● **GIVEN PROBLEM**
Extract each line containing the string "title".
******
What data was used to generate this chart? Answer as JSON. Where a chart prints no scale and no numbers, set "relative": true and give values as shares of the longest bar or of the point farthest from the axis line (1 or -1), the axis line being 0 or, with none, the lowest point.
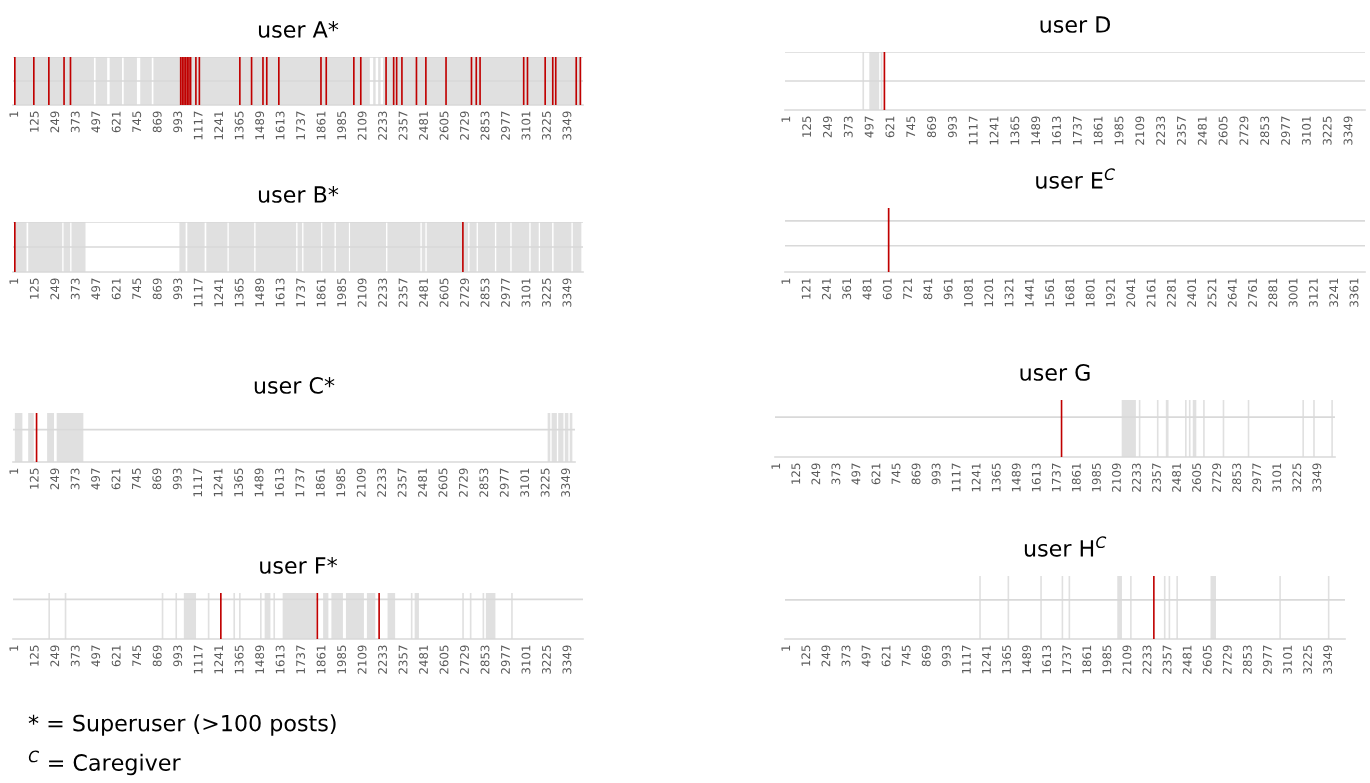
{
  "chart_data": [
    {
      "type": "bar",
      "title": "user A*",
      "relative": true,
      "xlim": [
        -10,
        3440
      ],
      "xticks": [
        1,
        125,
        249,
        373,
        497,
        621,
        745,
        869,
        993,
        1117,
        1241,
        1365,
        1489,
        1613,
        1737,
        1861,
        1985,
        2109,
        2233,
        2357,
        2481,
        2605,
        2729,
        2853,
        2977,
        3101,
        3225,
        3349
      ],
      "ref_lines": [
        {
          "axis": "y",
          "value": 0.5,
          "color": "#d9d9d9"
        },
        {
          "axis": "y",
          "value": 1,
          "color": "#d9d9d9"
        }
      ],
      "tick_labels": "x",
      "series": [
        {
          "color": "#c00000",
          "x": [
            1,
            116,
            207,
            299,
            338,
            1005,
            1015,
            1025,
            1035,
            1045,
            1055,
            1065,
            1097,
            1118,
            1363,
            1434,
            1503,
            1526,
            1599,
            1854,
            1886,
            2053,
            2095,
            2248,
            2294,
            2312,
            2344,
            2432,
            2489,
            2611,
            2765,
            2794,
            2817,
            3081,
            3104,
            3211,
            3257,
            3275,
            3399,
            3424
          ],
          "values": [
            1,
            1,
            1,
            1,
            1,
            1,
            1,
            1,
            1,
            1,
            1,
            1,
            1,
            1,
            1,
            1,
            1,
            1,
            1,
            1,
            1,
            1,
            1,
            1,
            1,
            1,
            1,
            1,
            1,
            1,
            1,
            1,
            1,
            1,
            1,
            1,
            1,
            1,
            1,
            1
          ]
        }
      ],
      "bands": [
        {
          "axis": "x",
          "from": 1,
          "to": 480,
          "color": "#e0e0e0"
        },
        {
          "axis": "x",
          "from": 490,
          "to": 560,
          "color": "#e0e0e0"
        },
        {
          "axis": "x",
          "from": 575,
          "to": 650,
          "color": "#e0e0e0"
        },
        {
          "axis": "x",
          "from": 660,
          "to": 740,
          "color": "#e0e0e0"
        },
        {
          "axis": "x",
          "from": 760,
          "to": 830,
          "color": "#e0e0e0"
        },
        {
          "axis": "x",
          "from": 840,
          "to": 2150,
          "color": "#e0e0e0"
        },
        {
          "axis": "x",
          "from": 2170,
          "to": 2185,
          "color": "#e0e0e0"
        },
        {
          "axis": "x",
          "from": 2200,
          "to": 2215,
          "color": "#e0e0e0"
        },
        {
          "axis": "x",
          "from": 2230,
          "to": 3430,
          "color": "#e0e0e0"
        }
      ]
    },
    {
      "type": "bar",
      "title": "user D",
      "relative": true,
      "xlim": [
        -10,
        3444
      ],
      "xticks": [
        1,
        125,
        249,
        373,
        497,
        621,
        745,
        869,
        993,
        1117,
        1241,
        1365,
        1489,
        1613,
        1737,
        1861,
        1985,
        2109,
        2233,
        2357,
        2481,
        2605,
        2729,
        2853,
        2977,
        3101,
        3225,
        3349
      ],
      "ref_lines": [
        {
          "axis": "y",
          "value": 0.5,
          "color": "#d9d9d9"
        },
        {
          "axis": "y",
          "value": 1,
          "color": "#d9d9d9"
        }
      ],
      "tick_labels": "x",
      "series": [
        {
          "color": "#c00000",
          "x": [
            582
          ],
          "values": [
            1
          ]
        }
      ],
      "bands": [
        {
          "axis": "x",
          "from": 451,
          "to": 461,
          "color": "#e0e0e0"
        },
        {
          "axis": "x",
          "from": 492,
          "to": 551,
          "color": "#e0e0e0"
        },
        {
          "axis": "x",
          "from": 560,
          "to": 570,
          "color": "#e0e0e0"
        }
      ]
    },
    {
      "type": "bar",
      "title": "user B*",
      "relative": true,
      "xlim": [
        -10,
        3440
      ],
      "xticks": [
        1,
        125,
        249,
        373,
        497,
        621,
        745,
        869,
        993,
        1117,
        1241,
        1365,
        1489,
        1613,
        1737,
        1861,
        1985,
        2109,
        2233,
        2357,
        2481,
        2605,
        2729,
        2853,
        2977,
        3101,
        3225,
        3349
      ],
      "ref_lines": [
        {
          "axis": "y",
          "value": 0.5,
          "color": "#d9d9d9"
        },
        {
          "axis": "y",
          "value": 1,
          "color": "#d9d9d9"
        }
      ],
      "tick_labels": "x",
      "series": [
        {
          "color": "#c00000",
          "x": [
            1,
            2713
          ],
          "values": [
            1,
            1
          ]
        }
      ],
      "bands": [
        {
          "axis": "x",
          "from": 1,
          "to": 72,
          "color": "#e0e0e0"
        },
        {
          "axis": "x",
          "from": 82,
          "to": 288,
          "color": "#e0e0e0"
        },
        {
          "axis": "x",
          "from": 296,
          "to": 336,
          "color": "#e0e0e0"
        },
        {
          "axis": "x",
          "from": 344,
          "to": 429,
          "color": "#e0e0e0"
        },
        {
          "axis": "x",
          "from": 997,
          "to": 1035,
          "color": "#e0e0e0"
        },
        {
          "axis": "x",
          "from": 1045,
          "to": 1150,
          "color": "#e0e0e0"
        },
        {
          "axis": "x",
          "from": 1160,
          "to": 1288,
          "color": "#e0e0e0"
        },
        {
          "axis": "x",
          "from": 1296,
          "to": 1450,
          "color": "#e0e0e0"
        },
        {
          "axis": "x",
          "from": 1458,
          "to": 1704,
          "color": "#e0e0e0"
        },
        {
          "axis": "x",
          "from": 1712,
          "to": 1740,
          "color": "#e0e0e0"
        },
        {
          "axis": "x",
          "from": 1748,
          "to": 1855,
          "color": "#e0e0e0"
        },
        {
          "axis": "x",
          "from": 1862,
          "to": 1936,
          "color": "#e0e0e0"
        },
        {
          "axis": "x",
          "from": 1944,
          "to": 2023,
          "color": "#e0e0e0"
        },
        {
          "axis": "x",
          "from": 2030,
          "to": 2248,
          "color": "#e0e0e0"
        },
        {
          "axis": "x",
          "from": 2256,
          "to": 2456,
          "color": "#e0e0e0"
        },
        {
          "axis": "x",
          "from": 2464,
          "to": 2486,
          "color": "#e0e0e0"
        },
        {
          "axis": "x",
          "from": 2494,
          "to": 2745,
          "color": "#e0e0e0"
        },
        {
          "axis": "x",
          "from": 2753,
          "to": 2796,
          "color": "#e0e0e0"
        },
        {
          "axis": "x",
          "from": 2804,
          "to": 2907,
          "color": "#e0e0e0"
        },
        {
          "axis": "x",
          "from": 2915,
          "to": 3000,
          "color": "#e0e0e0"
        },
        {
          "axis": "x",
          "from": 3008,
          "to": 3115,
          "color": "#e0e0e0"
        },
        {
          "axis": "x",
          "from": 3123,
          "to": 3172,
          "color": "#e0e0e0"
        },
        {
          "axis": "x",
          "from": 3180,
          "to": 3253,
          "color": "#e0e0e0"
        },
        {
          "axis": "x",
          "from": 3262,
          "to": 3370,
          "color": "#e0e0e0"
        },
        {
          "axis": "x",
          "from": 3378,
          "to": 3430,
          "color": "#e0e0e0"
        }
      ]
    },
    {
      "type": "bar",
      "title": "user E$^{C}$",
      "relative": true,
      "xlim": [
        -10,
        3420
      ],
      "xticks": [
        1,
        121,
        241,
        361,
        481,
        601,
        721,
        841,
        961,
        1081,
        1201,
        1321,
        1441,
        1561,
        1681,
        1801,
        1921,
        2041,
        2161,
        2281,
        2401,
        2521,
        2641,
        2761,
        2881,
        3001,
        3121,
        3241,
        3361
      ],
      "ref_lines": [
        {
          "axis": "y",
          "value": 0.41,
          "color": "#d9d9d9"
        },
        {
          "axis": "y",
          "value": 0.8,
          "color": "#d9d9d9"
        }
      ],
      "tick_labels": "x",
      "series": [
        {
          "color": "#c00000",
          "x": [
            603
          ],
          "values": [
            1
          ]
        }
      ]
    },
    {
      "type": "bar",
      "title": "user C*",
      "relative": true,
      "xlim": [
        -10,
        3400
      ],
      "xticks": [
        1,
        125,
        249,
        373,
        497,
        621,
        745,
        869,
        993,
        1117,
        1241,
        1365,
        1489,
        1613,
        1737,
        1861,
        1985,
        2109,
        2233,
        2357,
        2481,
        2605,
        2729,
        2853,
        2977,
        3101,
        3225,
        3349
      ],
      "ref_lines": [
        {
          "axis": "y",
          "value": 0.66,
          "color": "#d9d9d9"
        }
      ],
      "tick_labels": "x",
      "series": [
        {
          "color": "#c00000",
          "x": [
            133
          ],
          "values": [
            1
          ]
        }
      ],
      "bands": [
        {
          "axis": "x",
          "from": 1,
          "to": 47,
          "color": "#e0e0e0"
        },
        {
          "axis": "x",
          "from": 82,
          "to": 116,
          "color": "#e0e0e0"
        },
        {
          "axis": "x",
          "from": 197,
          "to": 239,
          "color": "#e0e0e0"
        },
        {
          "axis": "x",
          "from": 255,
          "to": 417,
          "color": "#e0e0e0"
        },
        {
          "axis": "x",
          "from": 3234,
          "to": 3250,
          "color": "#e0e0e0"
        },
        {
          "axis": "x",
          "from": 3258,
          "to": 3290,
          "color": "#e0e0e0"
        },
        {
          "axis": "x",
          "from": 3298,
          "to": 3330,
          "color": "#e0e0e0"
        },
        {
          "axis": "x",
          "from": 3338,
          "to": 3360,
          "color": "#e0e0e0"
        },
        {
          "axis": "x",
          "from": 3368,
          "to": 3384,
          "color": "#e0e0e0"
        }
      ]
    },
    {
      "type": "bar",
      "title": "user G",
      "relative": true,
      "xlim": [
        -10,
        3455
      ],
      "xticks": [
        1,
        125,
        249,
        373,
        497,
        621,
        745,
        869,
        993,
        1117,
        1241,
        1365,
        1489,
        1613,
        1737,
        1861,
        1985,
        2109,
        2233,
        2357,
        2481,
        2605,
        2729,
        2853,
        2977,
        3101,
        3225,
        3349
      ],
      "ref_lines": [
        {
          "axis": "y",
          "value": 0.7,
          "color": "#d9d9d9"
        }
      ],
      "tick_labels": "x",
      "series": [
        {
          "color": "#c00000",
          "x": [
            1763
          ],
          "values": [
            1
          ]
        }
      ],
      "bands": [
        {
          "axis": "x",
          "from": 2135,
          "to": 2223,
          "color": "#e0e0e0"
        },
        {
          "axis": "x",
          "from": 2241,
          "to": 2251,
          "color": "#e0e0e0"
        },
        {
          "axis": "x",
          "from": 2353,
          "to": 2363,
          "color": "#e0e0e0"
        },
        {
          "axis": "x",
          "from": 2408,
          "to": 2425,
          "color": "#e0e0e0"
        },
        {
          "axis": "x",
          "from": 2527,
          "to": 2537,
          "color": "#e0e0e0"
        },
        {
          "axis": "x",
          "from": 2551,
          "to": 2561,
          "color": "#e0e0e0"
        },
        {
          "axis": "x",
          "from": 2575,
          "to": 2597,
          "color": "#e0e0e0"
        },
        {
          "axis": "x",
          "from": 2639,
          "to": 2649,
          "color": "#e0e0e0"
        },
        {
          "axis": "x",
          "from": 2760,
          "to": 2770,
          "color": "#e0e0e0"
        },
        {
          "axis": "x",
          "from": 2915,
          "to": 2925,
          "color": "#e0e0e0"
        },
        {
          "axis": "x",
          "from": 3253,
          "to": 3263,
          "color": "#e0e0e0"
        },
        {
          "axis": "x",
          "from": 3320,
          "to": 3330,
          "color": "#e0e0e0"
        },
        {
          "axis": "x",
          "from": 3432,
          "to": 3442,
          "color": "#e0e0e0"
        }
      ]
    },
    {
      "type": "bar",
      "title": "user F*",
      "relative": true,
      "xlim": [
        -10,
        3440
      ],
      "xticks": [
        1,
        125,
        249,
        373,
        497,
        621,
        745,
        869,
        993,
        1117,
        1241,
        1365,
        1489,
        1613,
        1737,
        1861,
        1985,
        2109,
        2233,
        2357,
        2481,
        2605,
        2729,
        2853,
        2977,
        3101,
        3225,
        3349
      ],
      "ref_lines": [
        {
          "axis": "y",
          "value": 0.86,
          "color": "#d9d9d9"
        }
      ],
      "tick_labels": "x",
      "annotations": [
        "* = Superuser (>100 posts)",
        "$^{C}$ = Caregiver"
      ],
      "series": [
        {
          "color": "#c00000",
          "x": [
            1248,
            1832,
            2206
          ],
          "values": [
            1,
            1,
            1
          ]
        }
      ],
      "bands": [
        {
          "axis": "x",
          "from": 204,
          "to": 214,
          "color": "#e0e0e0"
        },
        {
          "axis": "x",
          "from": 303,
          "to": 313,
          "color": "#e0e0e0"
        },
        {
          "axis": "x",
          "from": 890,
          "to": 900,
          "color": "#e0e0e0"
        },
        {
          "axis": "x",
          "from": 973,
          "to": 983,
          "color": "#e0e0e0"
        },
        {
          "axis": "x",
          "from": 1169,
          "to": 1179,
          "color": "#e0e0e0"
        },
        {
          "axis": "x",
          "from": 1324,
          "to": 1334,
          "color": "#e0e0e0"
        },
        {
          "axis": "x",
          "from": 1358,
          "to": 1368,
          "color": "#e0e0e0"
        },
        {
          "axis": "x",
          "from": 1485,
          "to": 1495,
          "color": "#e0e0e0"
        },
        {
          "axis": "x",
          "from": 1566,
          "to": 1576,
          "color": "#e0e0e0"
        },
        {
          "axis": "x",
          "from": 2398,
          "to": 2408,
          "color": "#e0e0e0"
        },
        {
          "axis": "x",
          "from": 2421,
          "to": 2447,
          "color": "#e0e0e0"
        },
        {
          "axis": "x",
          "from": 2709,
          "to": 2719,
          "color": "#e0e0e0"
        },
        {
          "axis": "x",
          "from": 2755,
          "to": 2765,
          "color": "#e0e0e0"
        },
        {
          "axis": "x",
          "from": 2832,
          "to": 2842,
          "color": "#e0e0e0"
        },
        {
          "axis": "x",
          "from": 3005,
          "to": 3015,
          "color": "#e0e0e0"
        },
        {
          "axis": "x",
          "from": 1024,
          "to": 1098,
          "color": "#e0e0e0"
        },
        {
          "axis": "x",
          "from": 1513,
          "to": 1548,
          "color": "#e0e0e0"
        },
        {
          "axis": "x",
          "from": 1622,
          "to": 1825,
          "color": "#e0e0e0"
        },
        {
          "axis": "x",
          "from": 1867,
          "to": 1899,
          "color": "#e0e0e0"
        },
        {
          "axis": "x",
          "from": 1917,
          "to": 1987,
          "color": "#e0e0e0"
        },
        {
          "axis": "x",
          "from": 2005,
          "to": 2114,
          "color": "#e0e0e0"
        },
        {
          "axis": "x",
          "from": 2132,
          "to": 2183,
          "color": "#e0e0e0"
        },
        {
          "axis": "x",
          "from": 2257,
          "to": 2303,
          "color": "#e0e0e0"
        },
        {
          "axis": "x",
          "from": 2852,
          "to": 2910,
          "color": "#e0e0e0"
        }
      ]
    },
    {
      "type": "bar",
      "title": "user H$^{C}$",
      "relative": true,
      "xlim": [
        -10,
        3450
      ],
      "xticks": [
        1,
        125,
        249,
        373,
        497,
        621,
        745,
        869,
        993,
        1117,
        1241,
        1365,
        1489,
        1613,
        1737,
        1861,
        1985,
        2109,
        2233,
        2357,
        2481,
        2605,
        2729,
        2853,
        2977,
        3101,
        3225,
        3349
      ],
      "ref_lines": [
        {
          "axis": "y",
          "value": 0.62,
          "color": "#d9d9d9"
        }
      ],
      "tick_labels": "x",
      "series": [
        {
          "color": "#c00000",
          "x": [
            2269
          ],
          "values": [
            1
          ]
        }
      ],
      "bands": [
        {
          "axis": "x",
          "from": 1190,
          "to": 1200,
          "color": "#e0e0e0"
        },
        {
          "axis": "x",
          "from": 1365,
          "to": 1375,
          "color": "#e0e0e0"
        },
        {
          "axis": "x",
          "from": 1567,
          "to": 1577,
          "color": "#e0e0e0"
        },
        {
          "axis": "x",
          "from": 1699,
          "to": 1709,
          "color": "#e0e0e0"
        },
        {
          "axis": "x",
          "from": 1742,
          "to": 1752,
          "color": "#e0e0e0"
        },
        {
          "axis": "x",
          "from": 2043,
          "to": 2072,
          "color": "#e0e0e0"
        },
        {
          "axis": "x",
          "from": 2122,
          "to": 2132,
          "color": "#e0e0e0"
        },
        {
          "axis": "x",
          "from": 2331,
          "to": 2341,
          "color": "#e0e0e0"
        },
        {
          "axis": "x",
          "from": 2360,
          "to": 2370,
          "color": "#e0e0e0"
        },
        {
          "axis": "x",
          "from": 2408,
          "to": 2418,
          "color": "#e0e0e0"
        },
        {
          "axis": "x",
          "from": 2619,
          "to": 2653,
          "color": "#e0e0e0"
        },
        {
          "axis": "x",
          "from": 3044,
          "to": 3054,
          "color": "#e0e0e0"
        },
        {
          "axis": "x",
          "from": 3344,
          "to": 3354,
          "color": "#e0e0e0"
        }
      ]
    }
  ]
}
******
● **RESULT OF THE EXERCISE**
      "title": "user A*",
      "title": "user D",
      "title": "user B*",
      "title": "user E$^{C}$",
      "title": "user C*",
      "title": "user G",
      "title": "user F*",
      "title": "user H$^{C}$",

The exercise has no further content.